--- START ROWS ---

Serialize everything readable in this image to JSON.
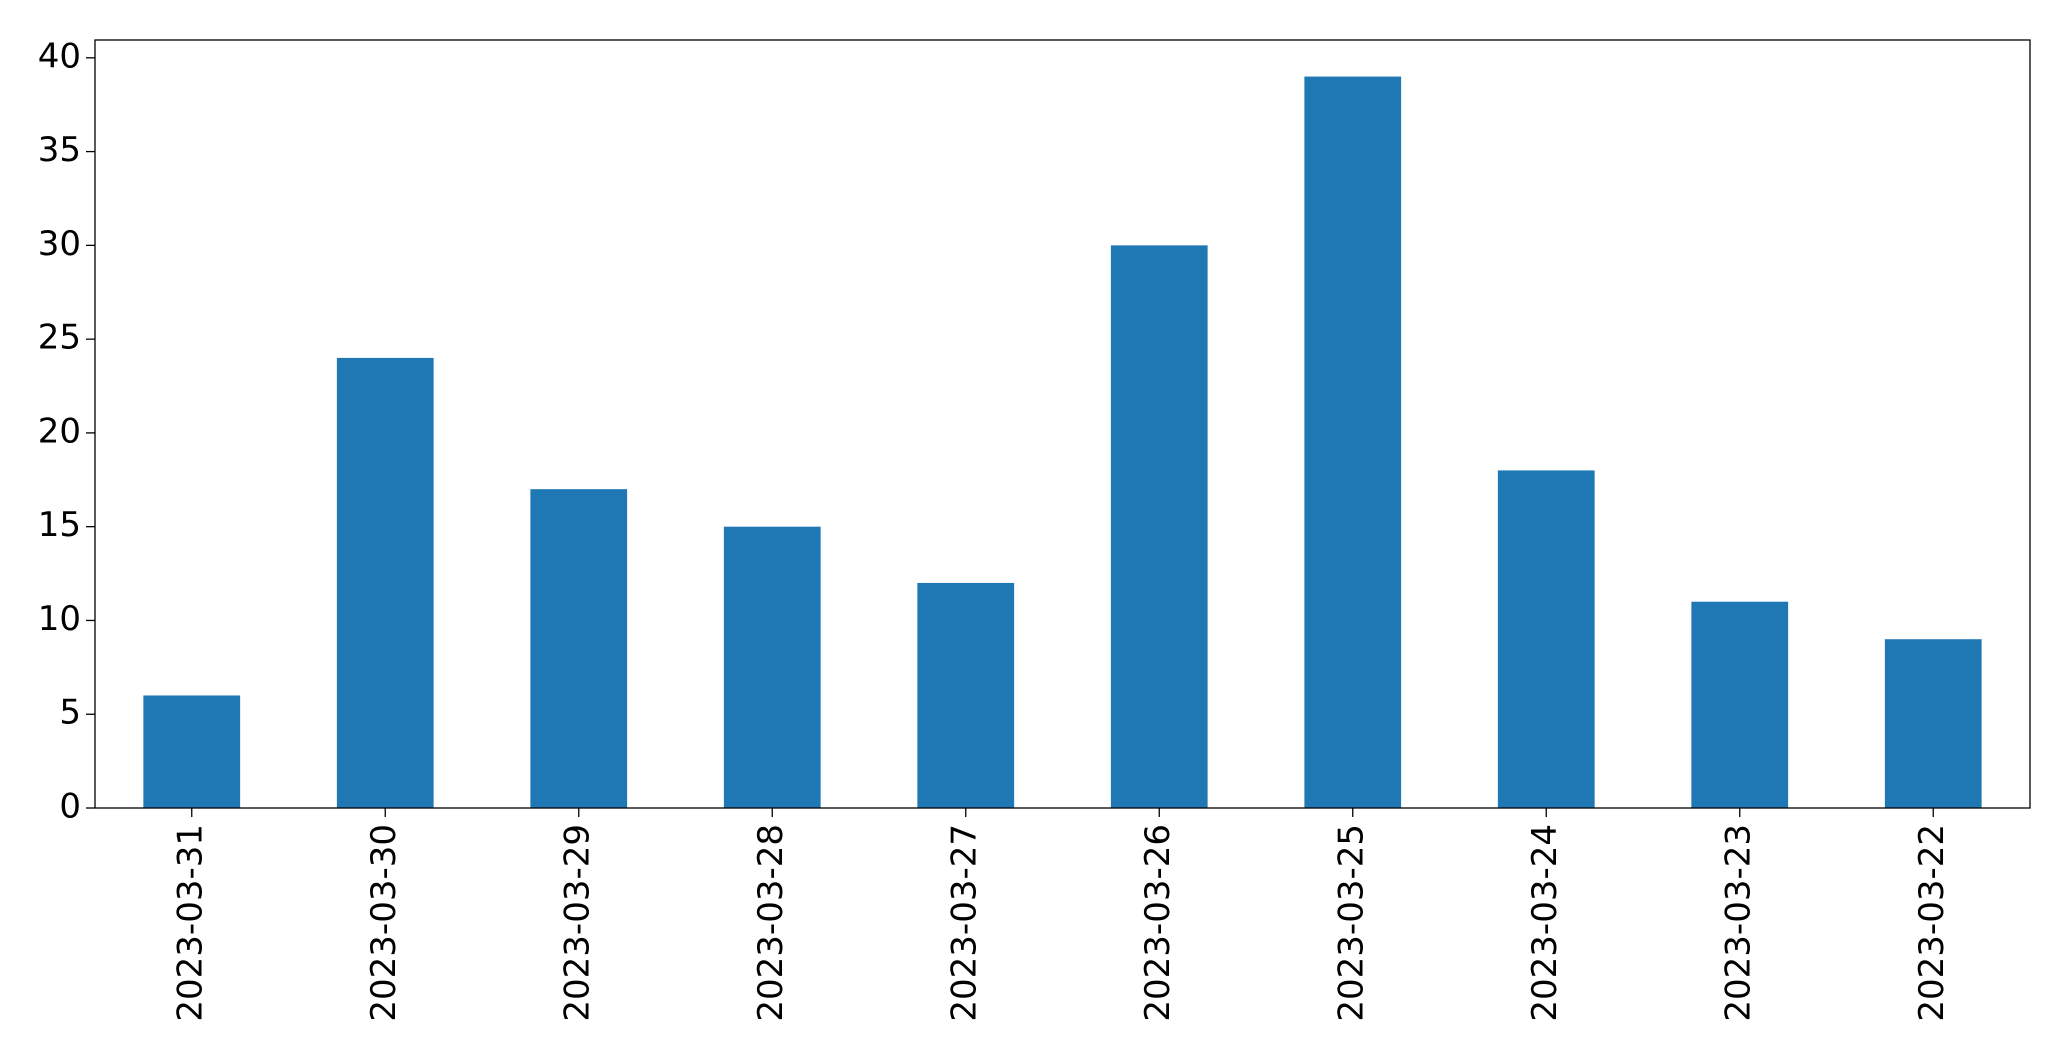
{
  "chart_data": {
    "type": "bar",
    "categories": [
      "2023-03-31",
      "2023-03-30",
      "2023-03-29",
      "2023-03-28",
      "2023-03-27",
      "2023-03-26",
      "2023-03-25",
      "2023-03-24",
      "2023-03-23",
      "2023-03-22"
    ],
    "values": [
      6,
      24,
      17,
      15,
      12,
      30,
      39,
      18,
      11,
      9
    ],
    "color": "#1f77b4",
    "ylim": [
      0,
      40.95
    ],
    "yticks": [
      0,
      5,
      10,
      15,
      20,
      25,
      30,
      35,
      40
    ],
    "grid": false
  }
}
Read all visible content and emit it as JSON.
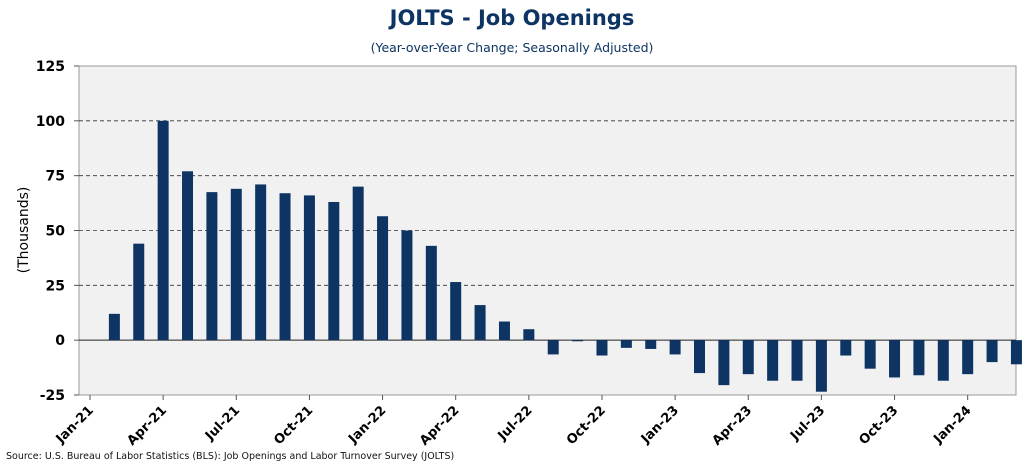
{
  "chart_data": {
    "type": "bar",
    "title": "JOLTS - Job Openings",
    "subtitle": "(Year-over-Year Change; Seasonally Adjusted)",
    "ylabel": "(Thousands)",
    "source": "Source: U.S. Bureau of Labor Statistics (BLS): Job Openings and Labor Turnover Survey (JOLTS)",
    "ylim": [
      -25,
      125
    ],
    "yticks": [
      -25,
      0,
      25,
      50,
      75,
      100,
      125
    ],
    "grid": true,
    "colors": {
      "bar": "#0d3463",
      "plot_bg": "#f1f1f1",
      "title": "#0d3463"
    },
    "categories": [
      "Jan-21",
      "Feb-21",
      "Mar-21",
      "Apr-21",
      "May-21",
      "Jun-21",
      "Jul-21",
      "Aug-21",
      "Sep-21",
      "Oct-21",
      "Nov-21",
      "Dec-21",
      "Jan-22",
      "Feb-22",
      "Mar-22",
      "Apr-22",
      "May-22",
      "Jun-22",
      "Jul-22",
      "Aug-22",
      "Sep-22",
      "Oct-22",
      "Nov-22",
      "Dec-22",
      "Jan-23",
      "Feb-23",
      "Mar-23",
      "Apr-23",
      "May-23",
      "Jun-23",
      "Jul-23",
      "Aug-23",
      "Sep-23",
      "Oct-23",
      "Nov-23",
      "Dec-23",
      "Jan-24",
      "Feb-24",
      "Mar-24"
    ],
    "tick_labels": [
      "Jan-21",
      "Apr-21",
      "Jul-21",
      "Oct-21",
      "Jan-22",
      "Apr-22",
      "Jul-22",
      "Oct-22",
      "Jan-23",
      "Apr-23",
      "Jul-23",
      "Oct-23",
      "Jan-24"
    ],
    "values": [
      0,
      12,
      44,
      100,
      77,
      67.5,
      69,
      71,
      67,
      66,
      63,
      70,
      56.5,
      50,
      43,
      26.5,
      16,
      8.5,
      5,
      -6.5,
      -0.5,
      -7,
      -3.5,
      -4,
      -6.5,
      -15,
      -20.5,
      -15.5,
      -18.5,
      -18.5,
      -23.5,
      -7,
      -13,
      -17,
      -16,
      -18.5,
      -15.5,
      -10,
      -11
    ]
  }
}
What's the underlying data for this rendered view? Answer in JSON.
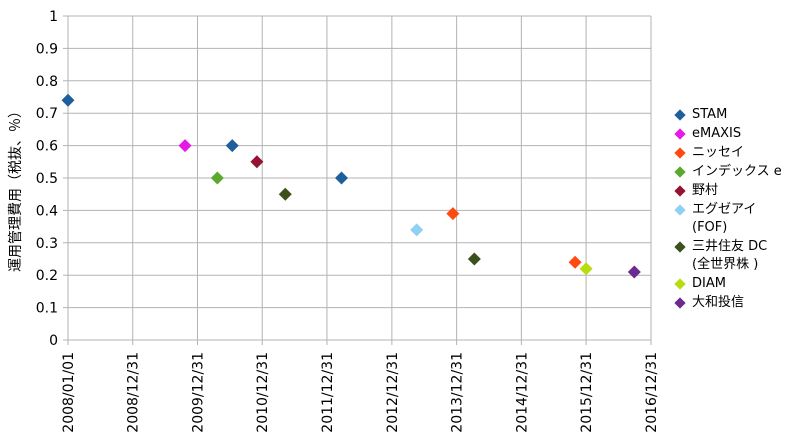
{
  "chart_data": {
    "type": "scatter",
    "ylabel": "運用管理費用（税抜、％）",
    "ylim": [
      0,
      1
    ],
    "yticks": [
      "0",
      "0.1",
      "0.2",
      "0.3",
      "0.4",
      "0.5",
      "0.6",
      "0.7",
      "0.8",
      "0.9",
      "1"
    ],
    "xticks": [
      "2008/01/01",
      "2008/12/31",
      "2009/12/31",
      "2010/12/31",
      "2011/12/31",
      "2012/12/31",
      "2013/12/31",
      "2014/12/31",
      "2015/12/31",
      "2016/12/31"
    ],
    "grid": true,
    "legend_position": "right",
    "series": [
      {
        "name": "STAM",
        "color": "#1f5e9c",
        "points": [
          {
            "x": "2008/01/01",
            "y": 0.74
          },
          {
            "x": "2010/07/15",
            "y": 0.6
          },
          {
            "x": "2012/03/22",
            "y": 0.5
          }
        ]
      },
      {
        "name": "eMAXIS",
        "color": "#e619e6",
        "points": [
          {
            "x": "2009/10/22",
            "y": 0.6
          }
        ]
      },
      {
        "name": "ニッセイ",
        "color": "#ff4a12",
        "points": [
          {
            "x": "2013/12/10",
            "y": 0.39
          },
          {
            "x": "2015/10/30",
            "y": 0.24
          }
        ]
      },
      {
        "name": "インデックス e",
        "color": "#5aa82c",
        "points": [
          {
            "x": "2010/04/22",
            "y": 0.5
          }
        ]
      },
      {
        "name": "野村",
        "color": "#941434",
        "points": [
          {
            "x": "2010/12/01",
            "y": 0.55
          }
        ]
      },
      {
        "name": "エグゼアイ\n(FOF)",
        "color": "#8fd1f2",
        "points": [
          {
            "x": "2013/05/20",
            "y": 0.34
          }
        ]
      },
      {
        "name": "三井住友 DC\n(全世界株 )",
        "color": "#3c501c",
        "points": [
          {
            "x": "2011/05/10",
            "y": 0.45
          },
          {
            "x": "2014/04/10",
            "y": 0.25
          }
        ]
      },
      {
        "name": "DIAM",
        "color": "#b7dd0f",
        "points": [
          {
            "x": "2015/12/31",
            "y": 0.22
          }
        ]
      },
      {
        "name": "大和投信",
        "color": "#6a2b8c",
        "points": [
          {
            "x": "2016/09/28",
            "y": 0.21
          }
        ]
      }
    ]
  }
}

--- END ROWS ---

• [YOUR GOAL]:
Pull out all lines of the data with the string "name".

• [RESULT]:
        "name": "STAM",
        "name": "eMAXIS",
        "name": "ニッセイ",
        "name": "インデックス e",
        "name": "野村",
        "name": "エグゼアイ\n(FOF)",
        "name": "三井住友 DC\n(全世界株 )",
        "name": "DIAM",
        "name": "大和投信",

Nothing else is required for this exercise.